### EXTRACTED ENTRIES

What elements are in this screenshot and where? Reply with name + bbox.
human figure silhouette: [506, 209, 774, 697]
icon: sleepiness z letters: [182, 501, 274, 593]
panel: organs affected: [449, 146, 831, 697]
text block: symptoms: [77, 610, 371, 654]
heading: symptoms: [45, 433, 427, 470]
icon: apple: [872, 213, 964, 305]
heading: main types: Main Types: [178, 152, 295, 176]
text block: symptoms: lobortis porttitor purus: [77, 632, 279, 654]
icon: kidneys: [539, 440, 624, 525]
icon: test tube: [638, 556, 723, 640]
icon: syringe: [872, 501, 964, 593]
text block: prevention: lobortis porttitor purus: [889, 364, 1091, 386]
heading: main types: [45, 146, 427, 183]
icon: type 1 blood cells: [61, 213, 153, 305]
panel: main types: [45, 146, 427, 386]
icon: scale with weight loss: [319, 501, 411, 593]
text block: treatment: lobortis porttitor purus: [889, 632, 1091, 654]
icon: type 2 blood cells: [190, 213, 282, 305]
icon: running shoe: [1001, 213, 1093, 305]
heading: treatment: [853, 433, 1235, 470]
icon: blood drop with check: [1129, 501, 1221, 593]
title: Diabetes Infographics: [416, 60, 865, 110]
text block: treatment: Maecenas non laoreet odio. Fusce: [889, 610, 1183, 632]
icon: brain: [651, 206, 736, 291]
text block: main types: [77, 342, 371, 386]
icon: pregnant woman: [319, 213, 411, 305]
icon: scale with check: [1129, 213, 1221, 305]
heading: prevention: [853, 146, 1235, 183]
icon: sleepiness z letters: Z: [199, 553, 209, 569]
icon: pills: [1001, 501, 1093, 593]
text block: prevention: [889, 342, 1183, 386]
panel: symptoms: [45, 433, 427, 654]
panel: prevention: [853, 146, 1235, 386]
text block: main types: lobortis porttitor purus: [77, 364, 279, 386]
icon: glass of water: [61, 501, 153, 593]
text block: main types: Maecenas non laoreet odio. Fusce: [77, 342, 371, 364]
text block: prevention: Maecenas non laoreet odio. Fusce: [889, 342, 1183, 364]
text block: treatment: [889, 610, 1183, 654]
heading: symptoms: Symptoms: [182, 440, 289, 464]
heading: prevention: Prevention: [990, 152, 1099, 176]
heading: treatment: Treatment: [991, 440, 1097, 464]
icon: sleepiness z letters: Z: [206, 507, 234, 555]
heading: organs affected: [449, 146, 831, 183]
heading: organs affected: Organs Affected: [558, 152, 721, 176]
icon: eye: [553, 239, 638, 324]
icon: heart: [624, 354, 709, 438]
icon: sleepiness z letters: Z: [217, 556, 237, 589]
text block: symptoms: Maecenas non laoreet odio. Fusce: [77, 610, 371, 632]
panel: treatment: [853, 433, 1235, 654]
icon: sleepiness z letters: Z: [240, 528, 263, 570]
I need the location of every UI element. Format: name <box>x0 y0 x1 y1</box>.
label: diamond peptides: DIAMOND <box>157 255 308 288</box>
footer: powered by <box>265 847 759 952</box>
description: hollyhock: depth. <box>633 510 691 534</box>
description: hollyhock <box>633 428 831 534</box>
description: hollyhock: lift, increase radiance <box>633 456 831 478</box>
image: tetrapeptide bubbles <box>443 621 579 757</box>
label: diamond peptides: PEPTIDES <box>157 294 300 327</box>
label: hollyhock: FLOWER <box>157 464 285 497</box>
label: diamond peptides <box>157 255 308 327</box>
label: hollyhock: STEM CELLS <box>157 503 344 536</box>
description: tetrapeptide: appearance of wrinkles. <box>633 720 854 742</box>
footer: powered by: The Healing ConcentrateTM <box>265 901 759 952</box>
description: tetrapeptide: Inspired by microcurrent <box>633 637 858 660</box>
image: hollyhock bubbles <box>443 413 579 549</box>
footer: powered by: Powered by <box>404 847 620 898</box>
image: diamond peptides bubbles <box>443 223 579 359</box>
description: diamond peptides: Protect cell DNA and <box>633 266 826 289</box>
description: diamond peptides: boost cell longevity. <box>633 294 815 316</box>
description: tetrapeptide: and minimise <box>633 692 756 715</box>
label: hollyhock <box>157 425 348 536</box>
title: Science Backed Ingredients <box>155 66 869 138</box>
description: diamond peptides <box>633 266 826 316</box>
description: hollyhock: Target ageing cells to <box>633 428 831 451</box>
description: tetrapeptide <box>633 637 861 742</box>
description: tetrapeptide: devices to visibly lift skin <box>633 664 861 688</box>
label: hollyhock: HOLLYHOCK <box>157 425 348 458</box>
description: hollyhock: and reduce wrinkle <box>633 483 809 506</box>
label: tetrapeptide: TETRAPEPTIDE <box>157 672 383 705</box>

######

• [PROBLEM STATEMENT]
Your task is to write out every record exactly.

• [EXERCISE SOLUTION]
What elements are in this screenshot and where? Reply with name + bbox.
human figure silhouette: [506, 209, 774, 697]
icon: sleepiness z letters: [182, 501, 274, 593]
panel: organs affected: [449, 146, 831, 697]
text block: symptoms: [77, 610, 371, 654]
heading: symptoms: [45, 433, 427, 470]
icon: apple: [872, 213, 964, 305]
heading: main types: Main Types: [178, 152, 295, 176]
text block: symptoms: lobortis porttitor purus: [77, 632, 279, 654]
icon: kidneys: [539, 440, 624, 525]
icon: test tube: [638, 556, 723, 640]
icon: syringe: [872, 501, 964, 593]
text block: prevention: lobortis porttitor purus: [889, 364, 1091, 386]
heading: main types: [45, 146, 427, 183]
icon: type 1 blood cells: [61, 213, 153, 305]
panel: main types: [45, 146, 427, 386]
icon: scale with weight loss: [319, 501, 411, 593]
text block: treatment: lobortis porttitor purus: [889, 632, 1091, 654]
icon: type 2 blood cells: [190, 213, 282, 305]
icon: running shoe: [1001, 213, 1093, 305]
heading: treatment: [853, 433, 1235, 470]
icon: blood drop with check: [1129, 501, 1221, 593]
title: Diabetes Infographics: [416, 60, 865, 110]
text block: treatment: Maecenas non laoreet odio. Fusce: [889, 610, 1183, 632]
icon: brain: [651, 206, 736, 291]
text block: main types: [77, 342, 371, 386]
icon: pregnant woman: [319, 213, 411, 305]
icon: scale with check: [1129, 213, 1221, 305]
heading: prevention: [853, 146, 1235, 183]
icon: sleepiness z letters: Z: [199, 553, 209, 569]
icon: pills: [1001, 501, 1093, 593]
text block: prevention: [889, 342, 1183, 386]
panel: symptoms: [45, 433, 427, 654]
panel: prevention: [853, 146, 1235, 386]
text block: main types: lobortis porttitor purus: [77, 364, 279, 386]
icon: glass of water: [61, 501, 153, 593]
text block: main types: Maecenas non laoreet odio. Fusce: [77, 342, 371, 364]
text block: prevention: Maecenas non laoreet odio. Fusce: [889, 342, 1183, 364]
text block: treatment: [889, 610, 1183, 654]
heading: symptoms: Symptoms: [182, 440, 289, 464]
heading: prevention: Prevention: [990, 152, 1099, 176]
heading: treatment: Treatment: [991, 440, 1097, 464]
icon: sleepiness z letters: Z: [206, 507, 234, 555]
heading: organs affected: [449, 146, 831, 183]
heading: organs affected: Organs Affected: [558, 152, 721, 176]
icon: eye: [553, 239, 638, 324]
icon: heart: [624, 354, 709, 438]
icon: sleepiness z letters: Z: [217, 556, 237, 589]
text block: symptoms: Maecenas non laoreet odio. Fusce: [77, 610, 371, 632]
panel: treatment: [853, 433, 1235, 654]
icon: sleepiness z letters: Z: [240, 528, 263, 570]
I need the location of every UI element. Format: name <box>x0 y0 x1 y1</box>.
label: diamond peptides: DIAMOND <box>157 255 308 288</box>
footer: powered by <box>265 847 759 952</box>
description: hollyhock: depth. <box>633 510 691 534</box>
description: hollyhock <box>633 428 831 534</box>
description: hollyhock: lift, increase radiance <box>633 456 831 478</box>
image: tetrapeptide bubbles <box>443 621 579 757</box>
label: diamond peptides: PEPTIDES <box>157 294 300 327</box>
label: hollyhock: FLOWER <box>157 464 285 497</box>
label: diamond peptides <box>157 255 308 327</box>
label: hollyhock: STEM CELLS <box>157 503 344 536</box>
description: tetrapeptide: appearance of wrinkles. <box>633 720 854 742</box>
footer: powered by: The Healing ConcentrateTM <box>265 901 759 952</box>
description: tetrapeptide: Inspired by microcurrent <box>633 637 858 660</box>
image: hollyhock bubbles <box>443 413 579 549</box>
footer: powered by: Powered by <box>404 847 620 898</box>
image: diamond peptides bubbles <box>443 223 579 359</box>
description: diamond peptides: Protect cell DNA and <box>633 266 826 289</box>
description: diamond peptides: boost cell longevity. <box>633 294 815 316</box>
description: tetrapeptide: and minimise <box>633 692 756 715</box>
label: hollyhock <box>157 425 348 536</box>
title: Science Backed Ingredients <box>155 66 869 138</box>
description: diamond peptides <box>633 266 826 316</box>
description: hollyhock: Target ageing cells to <box>633 428 831 451</box>
description: tetrapeptide <box>633 637 861 742</box>
description: tetrapeptide: devices to visibly lift skin <box>633 664 861 688</box>
label: hollyhock: HOLLYHOCK <box>157 425 348 458</box>
description: hollyhock: and reduce wrinkle <box>633 483 809 506</box>
label: tetrapeptide: TETRAPEPTIDE <box>157 672 383 705</box>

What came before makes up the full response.